§ What you have to do
Every entry below must be repeated exactly; skip the pictures.

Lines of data
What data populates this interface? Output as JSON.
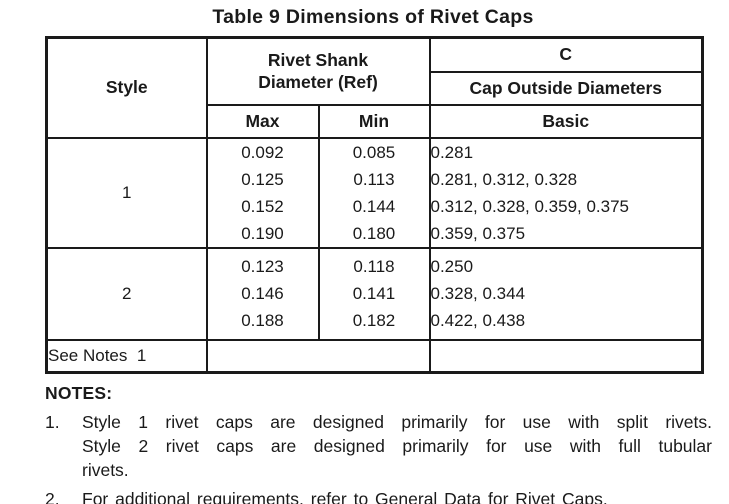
{
  "title": "Table 9 Dimensions of Rivet Caps",
  "table": {
    "headers": {
      "style": "Style",
      "rivet_shank": "Rivet Shank\nDiameter (Ref)",
      "c": "C",
      "cap_outside": "Cap Outside Diameters",
      "max": "Max",
      "min": "Min",
      "basic": "Basic"
    },
    "rows": [
      {
        "style": "1",
        "max": [
          "0.092",
          "0.125",
          "0.152",
          "0.190"
        ],
        "min": [
          "0.085",
          "0.113",
          "0.144",
          "0.180"
        ],
        "basic": [
          "0.281",
          "0.281, 0.312, 0.328",
          "0.312, 0.328, 0.359, 0.375",
          "0.359, 0.375"
        ]
      },
      {
        "style": "2",
        "max": [
          "0.123",
          "0.146",
          "0.188"
        ],
        "min": [
          "0.118",
          "0.141",
          "0.182"
        ],
        "basic": [
          "0.250",
          "0.328, 0.344",
          "0.422, 0.438"
        ]
      }
    ],
    "footer_row": {
      "label": "See Notes  1"
    }
  },
  "notes": {
    "heading": "NOTES:",
    "items": [
      {
        "number": "1.",
        "lines": [
          "Style 1 rivet caps are designed primarily for use with split rivets.",
          "Style 2 rivet caps are designed primarily for use with full tubular",
          "rivets."
        ]
      },
      {
        "number": "2.",
        "lines": [
          "For additional requirements, refer to General Data for Rivet Caps."
        ]
      }
    ]
  },
  "colors": {
    "text": "#1a1a1a",
    "border": "#1a1a1a",
    "background": "#ffffff"
  }
}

§ Response to the exercise
What data populates this interface? Output as JSON.
{
  "title": "Table 9 Dimensions of Rivet Caps",
  "table": {
    "headers": {
      "style": "Style",
      "rivet_shank": "Rivet Shank\nDiameter (Ref)",
      "c": "C",
      "cap_outside": "Cap Outside Diameters",
      "max": "Max",
      "min": "Min",
      "basic": "Basic"
    },
    "rows": [
      {
        "style": "1",
        "max": [
          "0.092",
          "0.125",
          "0.152",
          "0.190"
        ],
        "min": [
          "0.085",
          "0.113",
          "0.144",
          "0.180"
        ],
        "basic": [
          "0.281",
          "0.281, 0.312, 0.328",
          "0.312, 0.328, 0.359, 0.375",
          "0.359, 0.375"
        ]
      },
      {
        "style": "2",
        "max": [
          "0.123",
          "0.146",
          "0.188"
        ],
        "min": [
          "0.118",
          "0.141",
          "0.182"
        ],
        "basic": [
          "0.250",
          "0.328, 0.344",
          "0.422, 0.438"
        ]
      }
    ],
    "footer_row": {
      "label": "See Notes  1"
    }
  },
  "notes": {
    "heading": "NOTES:",
    "items": [
      {
        "number": "1.",
        "lines": [
          "Style 1 rivet caps are designed primarily for use with split rivets.",
          "Style 2 rivet caps are designed primarily for use with full tubular",
          "rivets."
        ]
      },
      {
        "number": "2.",
        "lines": [
          "For additional requirements, refer to General Data for Rivet Caps."
        ]
      }
    ]
  },
  "colors": {
    "text": "#1a1a1a",
    "border": "#1a1a1a",
    "background": "#ffffff"
  }
}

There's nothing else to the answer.